_Set problem_
Make an exact copy of the listing below.

● ● ● ● ● ● ●

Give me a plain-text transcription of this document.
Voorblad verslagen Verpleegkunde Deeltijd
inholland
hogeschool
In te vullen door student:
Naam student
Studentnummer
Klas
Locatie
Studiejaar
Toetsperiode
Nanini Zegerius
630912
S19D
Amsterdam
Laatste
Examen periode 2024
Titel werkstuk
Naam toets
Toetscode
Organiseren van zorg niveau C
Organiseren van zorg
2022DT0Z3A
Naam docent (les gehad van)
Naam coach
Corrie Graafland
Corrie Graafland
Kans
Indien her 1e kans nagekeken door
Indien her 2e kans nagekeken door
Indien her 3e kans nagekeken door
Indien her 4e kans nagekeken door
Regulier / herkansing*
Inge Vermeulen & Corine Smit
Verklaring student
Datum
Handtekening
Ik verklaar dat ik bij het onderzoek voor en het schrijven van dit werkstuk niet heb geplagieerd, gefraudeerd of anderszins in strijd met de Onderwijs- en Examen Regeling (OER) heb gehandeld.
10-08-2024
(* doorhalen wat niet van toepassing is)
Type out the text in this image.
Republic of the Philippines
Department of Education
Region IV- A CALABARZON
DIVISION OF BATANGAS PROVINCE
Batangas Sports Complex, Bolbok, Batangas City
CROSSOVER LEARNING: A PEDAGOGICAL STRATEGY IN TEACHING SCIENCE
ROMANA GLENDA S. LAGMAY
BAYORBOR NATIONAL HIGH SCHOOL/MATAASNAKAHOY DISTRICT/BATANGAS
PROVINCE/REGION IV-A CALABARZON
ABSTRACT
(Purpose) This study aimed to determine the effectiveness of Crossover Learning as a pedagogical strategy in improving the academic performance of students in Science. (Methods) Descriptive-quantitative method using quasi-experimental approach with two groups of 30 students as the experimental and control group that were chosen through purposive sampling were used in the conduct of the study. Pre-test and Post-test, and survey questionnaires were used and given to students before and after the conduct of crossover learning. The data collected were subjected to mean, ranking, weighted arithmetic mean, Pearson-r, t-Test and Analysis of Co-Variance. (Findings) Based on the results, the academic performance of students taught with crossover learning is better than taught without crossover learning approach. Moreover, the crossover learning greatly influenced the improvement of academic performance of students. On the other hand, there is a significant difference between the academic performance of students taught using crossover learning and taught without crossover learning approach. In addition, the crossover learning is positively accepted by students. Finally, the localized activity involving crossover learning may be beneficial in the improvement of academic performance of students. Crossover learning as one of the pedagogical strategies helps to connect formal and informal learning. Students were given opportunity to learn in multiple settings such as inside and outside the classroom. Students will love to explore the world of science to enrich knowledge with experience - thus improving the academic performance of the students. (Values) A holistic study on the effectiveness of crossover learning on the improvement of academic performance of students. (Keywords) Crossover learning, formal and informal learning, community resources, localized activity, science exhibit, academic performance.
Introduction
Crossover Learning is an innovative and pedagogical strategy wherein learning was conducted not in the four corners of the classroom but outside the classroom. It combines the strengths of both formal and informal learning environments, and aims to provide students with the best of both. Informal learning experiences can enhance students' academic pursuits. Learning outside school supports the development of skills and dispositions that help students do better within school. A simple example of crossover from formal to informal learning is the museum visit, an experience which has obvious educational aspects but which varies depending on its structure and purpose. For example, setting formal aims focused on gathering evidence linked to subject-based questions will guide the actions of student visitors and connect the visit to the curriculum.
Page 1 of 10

● ● ● ● ● ● ●

_Result_
Give me a plain-text transcription of this document.
Voorblad verslagen Verpleegkunde Deeltijd
inholland
hogeschool
In te vullen door student:
Naam student
Studentnummer
Klas
Locatie
Studiejaar
Toetsperiode
Nanini Zegerius
630912
S19D
Amsterdam
Laatste
Examen periode 2024
Titel werkstuk
Naam toets
Toetscode
Organiseren van zorg niveau C
Organiseren van zorg
2022DT0Z3A
Naam docent (les gehad van)
Naam coach
Corrie Graafland
Corrie Graafland
Kans
Indien her 1e kans nagekeken door
Indien her 2e kans nagekeken door
Indien her 3e kans nagekeken door
Indien her 4e kans nagekeken door
Regulier / herkansing*
Inge Vermeulen & Corine Smit
Verklaring student
Datum
Handtekening
Ik verklaar dat ik bij het onderzoek voor en het schrijven van dit werkstuk niet heb geplagieerd, gefraudeerd of anderszins in strijd met de Onderwijs- en Examen Regeling (OER) heb gehandeld.
10-08-2024
(* doorhalen wat niet van toepassing is)
Type out the text in this image.
Republic of the Philippines
Department of Education
Region IV- A CALABARZON
DIVISION OF BATANGAS PROVINCE
Batangas Sports Complex, Bolbok, Batangas City
CROSSOVER LEARNING: A PEDAGOGICAL STRATEGY IN TEACHING SCIENCE
ROMANA GLENDA S. LAGMAY
BAYORBOR NATIONAL HIGH SCHOOL/MATAASNAKAHOY DISTRICT/BATANGAS
PROVINCE/REGION IV-A CALABARZON
ABSTRACT
(Purpose) This study aimed to determine the effectiveness of Crossover Learning as a pedagogical strategy in improving the academic performance of students in Science. (Methods) Descriptive-quantitative method using quasi-experimental approach with two groups of 30 students as the experimental and control group that were chosen through purposive sampling were used in the conduct of the study. Pre-test and Post-test, and survey questionnaires were used and given to students before and after the conduct of crossover learning. The data collected were subjected to mean, ranking, weighted arithmetic mean, Pearson-r, t-Test and Analysis of Co-Variance. (Findings) Based on the results, the academic performance of students taught with crossover learning is better than taught without crossover learning approach. Moreover, the crossover learning greatly influenced the improvement of academic performance of students. On the other hand, there is a significant difference between the academic performance of students taught using crossover learning and taught without crossover learning approach. In addition, the crossover learning is positively accepted by students. Finally, the localized activity involving crossover learning may be beneficial in the improvement of academic performance of students. Crossover learning as one of the pedagogical strategies helps to connect formal and informal learning. Students were given opportunity to learn in multiple settings such as inside and outside the classroom. Students will love to explore the world of science to enrich knowledge with experience - thus improving the academic performance of the students. (Values) A holistic study on the effectiveness of crossover learning on the improvement of academic performance of students. (Keywords) Crossover learning, formal and informal learning, community resources, localized activity, science exhibit, academic performance.
Introduction
Crossover Learning is an innovative and pedagogical strategy wherein learning was conducted not in the four corners of the classroom but outside the classroom. It combines the strengths of both formal and informal learning environments, and aims to provide students with the best of both. Informal learning experiences can enhance students' academic pursuits. Learning outside school supports the development of skills and dispositions that help students do better within school. A simple example of crossover from formal to informal learning is the museum visit, an experience which has obvious educational aspects but which varies depending on its structure and purpose. For example, setting formal aims focused on gathering evidence linked to subject-based questions will guide the actions of student visitors and connect the visit to the curriculum.
Page 1 of 10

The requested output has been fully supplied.